━━━ RECORDS TO PROCESS ━━━

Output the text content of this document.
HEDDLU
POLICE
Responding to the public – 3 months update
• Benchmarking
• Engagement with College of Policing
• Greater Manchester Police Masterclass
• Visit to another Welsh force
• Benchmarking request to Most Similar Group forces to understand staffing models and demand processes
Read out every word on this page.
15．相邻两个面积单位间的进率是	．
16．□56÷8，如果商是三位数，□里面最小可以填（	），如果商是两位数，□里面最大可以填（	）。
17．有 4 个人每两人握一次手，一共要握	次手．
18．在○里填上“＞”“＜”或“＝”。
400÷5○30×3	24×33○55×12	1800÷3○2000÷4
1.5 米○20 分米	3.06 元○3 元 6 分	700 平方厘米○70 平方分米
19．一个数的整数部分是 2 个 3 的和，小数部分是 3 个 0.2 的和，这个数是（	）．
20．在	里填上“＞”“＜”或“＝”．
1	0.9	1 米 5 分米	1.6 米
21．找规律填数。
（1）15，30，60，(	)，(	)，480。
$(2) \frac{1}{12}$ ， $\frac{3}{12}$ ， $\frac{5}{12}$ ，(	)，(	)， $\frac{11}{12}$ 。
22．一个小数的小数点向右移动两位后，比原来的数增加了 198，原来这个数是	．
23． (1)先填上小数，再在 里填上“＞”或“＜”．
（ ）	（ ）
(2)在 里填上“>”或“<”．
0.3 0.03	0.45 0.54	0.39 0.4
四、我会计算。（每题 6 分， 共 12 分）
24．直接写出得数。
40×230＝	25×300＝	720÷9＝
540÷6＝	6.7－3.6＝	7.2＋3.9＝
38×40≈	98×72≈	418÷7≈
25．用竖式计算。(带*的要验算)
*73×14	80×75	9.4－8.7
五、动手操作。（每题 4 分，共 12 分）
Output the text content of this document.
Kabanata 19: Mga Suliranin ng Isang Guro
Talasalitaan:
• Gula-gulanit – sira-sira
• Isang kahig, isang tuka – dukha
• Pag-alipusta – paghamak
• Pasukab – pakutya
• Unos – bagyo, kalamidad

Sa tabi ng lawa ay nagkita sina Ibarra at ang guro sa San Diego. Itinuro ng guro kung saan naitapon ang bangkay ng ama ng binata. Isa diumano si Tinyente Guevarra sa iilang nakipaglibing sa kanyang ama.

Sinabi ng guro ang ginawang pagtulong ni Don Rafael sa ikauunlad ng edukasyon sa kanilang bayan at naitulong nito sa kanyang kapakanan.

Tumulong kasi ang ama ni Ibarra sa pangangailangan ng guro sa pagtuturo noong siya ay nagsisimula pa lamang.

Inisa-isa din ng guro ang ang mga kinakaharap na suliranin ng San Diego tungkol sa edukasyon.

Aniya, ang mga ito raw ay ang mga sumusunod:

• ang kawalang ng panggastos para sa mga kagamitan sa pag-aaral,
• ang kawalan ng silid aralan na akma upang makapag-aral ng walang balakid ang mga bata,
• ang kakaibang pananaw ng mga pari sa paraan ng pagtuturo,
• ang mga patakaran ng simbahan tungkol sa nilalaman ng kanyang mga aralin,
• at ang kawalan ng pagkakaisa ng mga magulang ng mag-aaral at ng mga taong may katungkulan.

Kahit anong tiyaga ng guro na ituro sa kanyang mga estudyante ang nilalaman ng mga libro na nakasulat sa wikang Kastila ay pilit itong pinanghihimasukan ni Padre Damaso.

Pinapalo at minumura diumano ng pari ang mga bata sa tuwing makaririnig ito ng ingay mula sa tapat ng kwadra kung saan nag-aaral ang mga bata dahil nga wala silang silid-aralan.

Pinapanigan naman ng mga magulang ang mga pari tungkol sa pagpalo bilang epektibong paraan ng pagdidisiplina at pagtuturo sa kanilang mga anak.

━━━

**REQUIRED WORK**
All of the material must be reproduced exactly.

**FULL ANSWER**
Output the text content of this document.
HEDDLU
POLICE
Responding to the public – 3 months update
• Benchmarking
• Engagement with College of Policing
• Greater Manchester Police Masterclass
• Visit to another Welsh force
• Benchmarking request to Most Similar Group forces to understand staffing models and demand processes
Read out every word on this page.
15．相邻两个面积单位间的进率是	．
16．□56÷8，如果商是三位数，□里面最小可以填（	），如果商是两位数，□里面最大可以填（	）。
17．有 4 个人每两人握一次手，一共要握	次手．
18．在○里填上“＞”“＜”或“＝”。
400÷5○30×3	24×33○55×12	1800÷3○2000÷4
1.5 米○20 分米	3.06 元○3 元 6 分	700 平方厘米○70 平方分米
19．一个数的整数部分是 2 个 3 的和，小数部分是 3 个 0.2 的和，这个数是（	）．
20．在	里填上“＞”“＜”或“＝”．
1	0.9	1 米 5 分米	1.6 米
21．找规律填数。
（1）15，30，60，(	)，(	)，480。
$(2) \frac{1}{12}$ ， $\frac{3}{12}$ ， $\frac{5}{12}$ ，(	)，(	)， $\frac{11}{12}$ 。
22．一个小数的小数点向右移动两位后，比原来的数增加了 198，原来这个数是	．
23． (1)先填上小数，再在 里填上“＞”或“＜”．
（ ）	（ ）
(2)在 里填上“>”或“<”．
0.3 0.03	0.45 0.54	0.39 0.4
四、我会计算。（每题 6 分， 共 12 分）
24．直接写出得数。
40×230＝	25×300＝	720÷9＝
540÷6＝	6.7－3.6＝	7.2＋3.9＝
38×40≈	98×72≈	418÷7≈
25．用竖式计算。(带*的要验算)
*73×14	80×75	9.4－8.7
五、动手操作。（每题 4 分，共 12 分）
Output the text content of this document.
Kabanata 19: Mga Suliranin ng Isang Guro
Talasalitaan:
• Gula-gulanit – sira-sira
• Isang kahig, isang tuka – dukha
• Pag-alipusta – paghamak
• Pasukab – pakutya
• Unos – bagyo, kalamidad

Sa tabi ng lawa ay nagkita sina Ibarra at ang guro sa San Diego. Itinuro ng guro kung saan naitapon ang bangkay ng ama ng binata. Isa diumano si Tinyente Guevarra sa iilang nakipaglibing sa kanyang ama.

Sinabi ng guro ang ginawang pagtulong ni Don Rafael sa ikauunlad ng edukasyon sa kanilang bayan at naitulong nito sa kanyang kapakanan.

Tumulong kasi ang ama ni Ibarra sa pangangailangan ng guro sa pagtuturo noong siya ay nagsisimula pa lamang.

Inisa-isa din ng guro ang ang mga kinakaharap na suliranin ng San Diego tungkol sa edukasyon.

Aniya, ang mga ito raw ay ang mga sumusunod:

• ang kawalang ng panggastos para sa mga kagamitan sa pag-aaral,
• ang kawalan ng silid aralan na akma upang makapag-aral ng walang balakid ang mga bata,
• ang kakaibang pananaw ng mga pari sa paraan ng pagtuturo,
• ang mga patakaran ng simbahan tungkol sa nilalaman ng kanyang mga aralin,
• at ang kawalan ng pagkakaisa ng mga magulang ng mag-aaral at ng mga taong may katungkulan.

Kahit anong tiyaga ng guro na ituro sa kanyang mga estudyante ang nilalaman ng mga libro na nakasulat sa wikang Kastila ay pilit itong pinanghihimasukan ni Padre Damaso.

Pinapalo at minumura diumano ng pari ang mga bata sa tuwing makaririnig ito ng ingay mula sa tapat ng kwadra kung saan nag-aaral ang mga bata dahil nga wala silang silid-aralan.

Pinapanigan naman ng mga magulang ang mga pari tungkol sa pagpalo bilang epektibong paraan ng pagdidisiplina at pagtuturo sa kanilang mga anak.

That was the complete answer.